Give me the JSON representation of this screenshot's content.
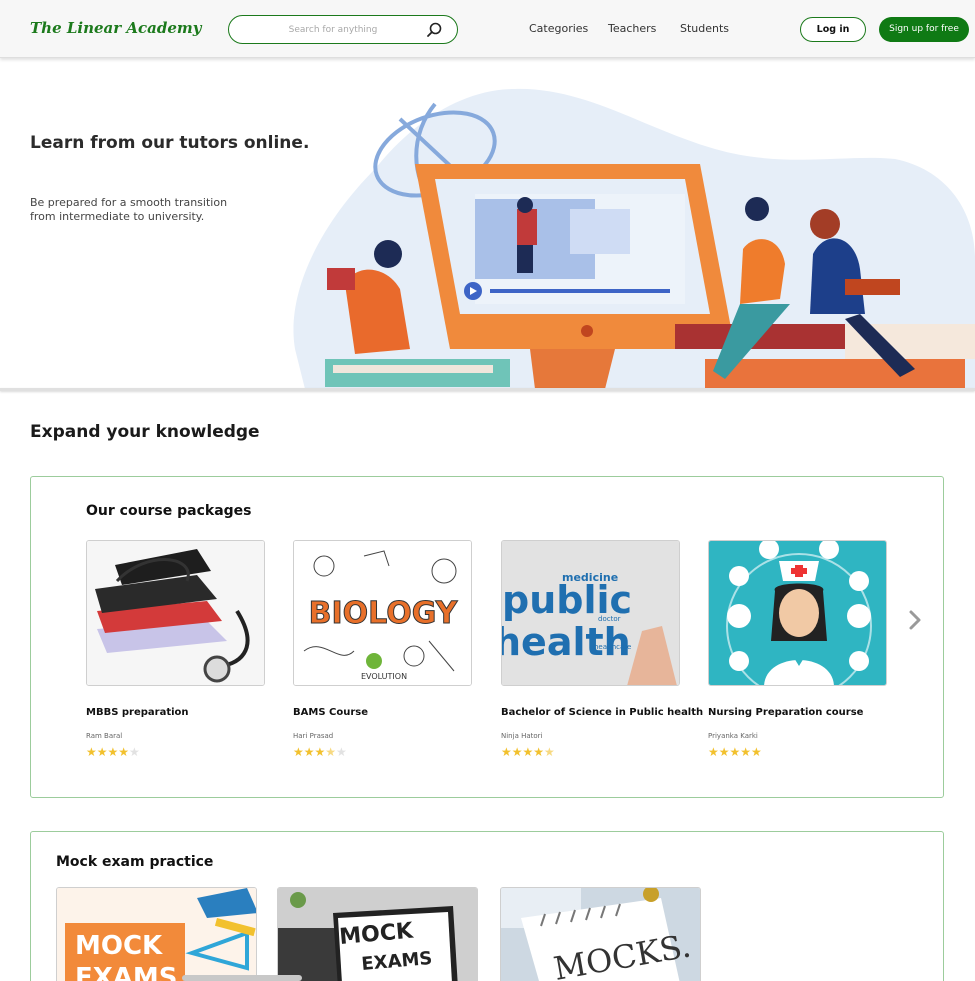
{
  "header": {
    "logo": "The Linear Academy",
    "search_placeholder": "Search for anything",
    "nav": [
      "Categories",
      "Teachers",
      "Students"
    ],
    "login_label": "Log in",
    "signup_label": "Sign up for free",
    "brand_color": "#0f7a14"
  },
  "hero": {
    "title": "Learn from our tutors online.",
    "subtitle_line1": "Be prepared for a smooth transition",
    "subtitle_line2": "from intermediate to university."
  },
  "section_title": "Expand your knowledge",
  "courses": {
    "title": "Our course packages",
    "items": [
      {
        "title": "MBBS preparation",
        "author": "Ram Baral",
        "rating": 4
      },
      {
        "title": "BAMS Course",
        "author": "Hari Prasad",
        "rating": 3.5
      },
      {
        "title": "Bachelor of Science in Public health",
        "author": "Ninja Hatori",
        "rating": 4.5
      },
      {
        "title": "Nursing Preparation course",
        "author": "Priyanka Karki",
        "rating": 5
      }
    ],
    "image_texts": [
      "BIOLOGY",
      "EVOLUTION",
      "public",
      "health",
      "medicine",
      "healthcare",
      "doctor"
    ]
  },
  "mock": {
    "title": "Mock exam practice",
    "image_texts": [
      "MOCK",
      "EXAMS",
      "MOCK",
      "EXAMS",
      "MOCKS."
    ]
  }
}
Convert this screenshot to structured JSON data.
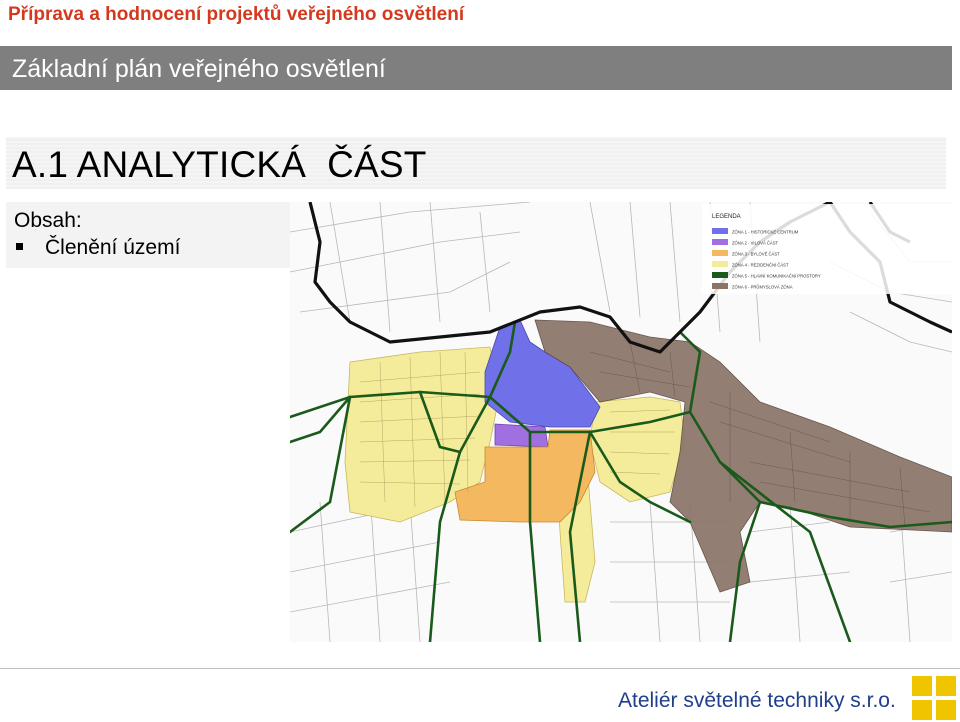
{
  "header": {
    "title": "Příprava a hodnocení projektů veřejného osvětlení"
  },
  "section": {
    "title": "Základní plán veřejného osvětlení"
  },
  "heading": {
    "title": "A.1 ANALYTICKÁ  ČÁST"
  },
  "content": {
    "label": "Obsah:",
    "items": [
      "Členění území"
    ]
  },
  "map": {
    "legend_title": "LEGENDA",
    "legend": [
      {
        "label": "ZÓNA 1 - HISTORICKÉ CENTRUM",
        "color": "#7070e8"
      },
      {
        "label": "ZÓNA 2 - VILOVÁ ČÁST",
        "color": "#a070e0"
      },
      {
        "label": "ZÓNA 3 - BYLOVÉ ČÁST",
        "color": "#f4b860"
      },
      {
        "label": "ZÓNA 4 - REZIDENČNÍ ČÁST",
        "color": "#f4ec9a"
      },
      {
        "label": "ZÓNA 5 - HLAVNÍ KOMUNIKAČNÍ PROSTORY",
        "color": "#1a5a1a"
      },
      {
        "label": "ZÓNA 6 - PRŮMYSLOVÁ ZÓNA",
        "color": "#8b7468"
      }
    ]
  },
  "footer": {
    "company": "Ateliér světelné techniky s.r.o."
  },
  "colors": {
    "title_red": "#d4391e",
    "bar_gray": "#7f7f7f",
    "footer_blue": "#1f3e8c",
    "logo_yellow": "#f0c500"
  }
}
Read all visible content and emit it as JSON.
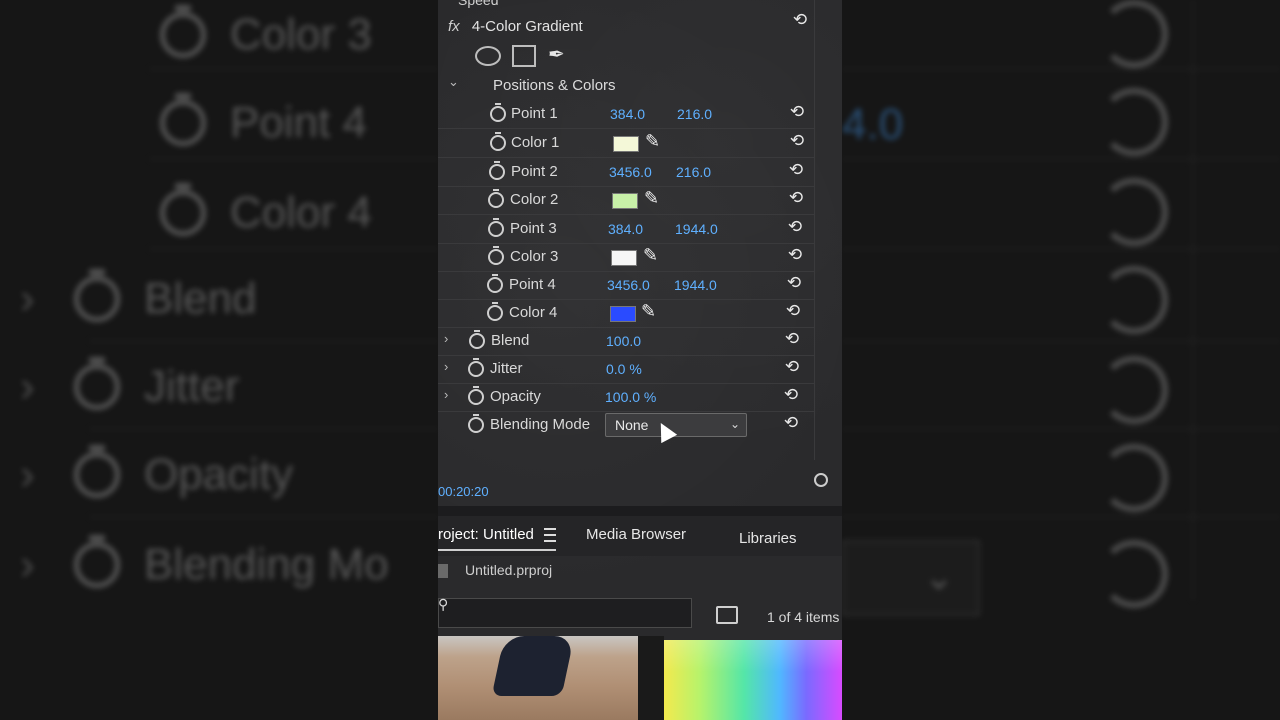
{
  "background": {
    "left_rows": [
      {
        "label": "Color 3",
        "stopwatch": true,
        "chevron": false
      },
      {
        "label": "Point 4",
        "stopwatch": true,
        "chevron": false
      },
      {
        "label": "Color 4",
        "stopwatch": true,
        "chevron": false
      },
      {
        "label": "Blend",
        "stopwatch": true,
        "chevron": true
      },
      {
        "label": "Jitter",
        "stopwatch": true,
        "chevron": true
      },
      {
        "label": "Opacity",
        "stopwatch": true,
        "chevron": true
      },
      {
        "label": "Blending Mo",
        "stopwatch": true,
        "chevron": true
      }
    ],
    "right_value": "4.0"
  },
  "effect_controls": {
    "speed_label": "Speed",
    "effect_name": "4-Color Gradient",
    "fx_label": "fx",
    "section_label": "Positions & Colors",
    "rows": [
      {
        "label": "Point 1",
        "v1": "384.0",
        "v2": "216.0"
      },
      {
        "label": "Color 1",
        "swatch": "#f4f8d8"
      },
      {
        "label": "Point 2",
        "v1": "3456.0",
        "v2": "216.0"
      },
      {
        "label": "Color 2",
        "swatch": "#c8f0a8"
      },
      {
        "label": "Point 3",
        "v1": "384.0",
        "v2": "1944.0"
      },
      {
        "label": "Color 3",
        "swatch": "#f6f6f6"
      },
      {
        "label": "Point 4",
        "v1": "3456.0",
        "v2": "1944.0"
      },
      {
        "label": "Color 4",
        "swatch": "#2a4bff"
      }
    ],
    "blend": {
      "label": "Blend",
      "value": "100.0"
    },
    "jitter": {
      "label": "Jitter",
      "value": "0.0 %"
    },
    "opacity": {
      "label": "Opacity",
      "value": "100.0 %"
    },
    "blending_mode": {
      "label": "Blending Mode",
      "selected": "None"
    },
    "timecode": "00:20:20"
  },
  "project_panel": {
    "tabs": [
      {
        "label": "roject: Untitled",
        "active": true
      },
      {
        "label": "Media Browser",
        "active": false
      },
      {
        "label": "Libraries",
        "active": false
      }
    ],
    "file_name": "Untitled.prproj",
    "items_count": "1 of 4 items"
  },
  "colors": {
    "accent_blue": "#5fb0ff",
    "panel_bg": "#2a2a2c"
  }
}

Brief -> Copy every line that includes the string "Point" from the material above.

Solution to the problem ->
        "label": "Point 4",
        "label": "Point 1",
        "label": "Point 2",
        "label": "Point 3",
        "label": "Point 4",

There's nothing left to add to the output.